[PROVIDED ENTRIES]
-- start --
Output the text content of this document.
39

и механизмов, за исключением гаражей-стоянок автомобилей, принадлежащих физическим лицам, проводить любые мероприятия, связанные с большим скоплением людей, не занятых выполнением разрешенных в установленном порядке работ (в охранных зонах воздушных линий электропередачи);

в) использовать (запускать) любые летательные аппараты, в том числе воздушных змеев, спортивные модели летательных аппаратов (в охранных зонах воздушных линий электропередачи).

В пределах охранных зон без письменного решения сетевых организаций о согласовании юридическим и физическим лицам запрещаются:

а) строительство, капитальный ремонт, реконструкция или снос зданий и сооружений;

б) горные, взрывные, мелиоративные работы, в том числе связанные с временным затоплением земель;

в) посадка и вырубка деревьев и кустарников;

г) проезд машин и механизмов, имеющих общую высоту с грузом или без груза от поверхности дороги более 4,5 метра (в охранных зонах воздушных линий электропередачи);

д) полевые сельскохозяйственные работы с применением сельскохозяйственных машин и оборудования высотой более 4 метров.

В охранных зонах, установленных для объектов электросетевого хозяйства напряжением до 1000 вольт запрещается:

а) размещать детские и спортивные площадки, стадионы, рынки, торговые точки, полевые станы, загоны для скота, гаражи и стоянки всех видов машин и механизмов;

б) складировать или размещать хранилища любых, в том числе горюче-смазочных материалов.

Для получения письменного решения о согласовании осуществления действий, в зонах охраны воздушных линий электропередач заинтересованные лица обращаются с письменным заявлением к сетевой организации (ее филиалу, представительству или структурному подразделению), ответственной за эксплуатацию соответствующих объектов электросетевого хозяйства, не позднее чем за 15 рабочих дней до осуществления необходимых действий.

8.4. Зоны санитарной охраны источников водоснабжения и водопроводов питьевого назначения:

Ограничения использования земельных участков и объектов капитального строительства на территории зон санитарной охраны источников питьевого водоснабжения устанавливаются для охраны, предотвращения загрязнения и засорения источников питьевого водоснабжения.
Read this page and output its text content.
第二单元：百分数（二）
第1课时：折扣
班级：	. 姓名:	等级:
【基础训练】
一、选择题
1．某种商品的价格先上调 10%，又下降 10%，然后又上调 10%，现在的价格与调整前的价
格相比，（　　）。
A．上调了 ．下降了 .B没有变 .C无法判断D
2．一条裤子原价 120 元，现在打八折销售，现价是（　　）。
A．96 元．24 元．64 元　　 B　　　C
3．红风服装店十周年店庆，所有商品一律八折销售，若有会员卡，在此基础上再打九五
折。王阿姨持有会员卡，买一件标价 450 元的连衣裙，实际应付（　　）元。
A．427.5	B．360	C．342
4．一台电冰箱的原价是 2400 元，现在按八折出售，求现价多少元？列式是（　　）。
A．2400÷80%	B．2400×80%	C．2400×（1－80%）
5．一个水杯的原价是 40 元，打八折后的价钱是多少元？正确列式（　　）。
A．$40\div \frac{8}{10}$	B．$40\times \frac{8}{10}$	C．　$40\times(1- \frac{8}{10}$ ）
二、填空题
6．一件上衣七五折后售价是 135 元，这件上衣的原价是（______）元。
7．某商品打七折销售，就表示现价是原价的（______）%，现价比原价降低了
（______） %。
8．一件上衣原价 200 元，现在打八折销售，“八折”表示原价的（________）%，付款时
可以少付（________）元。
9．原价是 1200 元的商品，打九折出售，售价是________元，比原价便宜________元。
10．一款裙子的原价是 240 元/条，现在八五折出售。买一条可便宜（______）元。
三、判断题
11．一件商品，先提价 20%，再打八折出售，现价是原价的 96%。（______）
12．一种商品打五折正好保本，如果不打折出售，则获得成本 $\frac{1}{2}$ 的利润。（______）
-- end --
[TASK DIRECTIONS]
Give the count of lines holding the word "content" and nothing more.

[RESPONSE]
2